PROBLEM:
Using the records that follow, copy every line containing the word "object".

Stored entries:
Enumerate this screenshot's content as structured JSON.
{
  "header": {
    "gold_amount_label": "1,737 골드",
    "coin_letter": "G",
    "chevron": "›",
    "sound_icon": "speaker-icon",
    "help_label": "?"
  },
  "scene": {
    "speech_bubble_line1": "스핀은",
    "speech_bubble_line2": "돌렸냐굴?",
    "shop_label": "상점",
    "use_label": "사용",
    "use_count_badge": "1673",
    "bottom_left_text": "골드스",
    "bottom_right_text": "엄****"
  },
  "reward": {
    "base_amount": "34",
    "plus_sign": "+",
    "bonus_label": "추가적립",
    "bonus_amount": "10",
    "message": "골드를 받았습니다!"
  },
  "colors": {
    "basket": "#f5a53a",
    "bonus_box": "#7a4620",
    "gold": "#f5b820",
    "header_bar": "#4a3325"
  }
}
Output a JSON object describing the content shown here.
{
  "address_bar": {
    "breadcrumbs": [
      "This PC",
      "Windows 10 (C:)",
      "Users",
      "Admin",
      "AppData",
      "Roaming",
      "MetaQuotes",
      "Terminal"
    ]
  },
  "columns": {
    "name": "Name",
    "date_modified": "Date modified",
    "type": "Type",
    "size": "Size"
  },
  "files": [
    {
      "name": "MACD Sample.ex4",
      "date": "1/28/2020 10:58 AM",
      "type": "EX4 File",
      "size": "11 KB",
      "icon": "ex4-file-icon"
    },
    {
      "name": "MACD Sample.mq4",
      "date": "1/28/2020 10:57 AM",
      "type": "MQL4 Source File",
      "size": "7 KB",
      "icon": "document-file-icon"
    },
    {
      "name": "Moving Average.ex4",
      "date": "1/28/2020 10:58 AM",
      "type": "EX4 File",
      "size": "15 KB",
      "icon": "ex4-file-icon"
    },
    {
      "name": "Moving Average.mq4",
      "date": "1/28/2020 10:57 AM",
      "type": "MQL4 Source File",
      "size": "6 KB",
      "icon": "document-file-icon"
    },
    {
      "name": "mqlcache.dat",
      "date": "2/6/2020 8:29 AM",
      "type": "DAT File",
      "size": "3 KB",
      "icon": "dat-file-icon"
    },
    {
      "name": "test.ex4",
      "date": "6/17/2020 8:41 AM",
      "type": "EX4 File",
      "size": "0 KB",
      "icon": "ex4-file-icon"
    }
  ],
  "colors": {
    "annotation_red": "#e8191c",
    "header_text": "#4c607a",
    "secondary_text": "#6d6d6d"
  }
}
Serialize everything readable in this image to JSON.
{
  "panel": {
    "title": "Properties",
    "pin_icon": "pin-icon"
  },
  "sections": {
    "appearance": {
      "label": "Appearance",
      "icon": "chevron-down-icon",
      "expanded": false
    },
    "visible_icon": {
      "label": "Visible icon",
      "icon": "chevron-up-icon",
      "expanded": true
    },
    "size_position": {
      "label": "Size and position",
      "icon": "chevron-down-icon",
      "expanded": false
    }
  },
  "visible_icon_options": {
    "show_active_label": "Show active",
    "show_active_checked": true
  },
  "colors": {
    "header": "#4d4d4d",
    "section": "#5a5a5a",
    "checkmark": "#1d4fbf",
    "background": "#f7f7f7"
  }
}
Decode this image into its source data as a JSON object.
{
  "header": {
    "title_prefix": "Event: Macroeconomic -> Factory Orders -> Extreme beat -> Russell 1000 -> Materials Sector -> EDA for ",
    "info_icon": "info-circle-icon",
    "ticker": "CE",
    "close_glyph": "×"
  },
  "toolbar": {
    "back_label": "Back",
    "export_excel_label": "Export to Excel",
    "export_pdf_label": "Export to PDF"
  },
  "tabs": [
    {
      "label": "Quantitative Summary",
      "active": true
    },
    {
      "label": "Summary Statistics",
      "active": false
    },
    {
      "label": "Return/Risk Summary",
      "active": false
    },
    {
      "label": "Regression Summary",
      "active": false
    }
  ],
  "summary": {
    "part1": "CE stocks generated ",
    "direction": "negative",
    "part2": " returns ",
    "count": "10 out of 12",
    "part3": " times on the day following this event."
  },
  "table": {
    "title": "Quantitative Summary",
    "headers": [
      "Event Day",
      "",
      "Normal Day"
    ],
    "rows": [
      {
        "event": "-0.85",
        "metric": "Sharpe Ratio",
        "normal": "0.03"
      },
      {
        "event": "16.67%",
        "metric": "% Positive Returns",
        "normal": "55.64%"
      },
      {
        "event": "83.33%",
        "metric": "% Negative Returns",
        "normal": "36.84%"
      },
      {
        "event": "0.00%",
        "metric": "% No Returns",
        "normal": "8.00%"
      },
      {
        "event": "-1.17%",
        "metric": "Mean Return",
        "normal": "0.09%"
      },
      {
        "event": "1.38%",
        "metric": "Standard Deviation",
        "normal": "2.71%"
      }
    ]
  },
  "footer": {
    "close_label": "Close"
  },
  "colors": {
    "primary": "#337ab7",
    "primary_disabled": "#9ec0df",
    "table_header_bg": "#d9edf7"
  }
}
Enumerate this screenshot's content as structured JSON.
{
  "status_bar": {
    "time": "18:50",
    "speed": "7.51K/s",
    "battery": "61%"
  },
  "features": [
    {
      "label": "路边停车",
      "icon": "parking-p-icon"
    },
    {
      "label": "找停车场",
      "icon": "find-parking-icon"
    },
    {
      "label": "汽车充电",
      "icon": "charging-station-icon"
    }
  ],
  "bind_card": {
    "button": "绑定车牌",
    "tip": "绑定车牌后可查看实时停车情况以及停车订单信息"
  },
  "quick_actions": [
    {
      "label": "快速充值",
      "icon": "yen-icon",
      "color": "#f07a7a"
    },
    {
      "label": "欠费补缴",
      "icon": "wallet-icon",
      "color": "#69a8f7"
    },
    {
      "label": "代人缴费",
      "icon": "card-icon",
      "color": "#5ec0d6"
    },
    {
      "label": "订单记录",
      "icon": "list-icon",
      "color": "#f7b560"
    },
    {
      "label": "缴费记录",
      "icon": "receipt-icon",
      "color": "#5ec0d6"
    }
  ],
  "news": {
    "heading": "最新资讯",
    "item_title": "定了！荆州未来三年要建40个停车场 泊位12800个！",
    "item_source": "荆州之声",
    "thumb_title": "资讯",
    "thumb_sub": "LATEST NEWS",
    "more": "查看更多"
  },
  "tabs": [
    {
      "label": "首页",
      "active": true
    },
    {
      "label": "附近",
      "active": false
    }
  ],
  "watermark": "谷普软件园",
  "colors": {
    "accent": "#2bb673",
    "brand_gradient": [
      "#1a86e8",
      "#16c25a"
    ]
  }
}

EXERCISE RESPONSE:
Output a JSON object describing the content shown here.
Decode this image into its source data as a JSON object.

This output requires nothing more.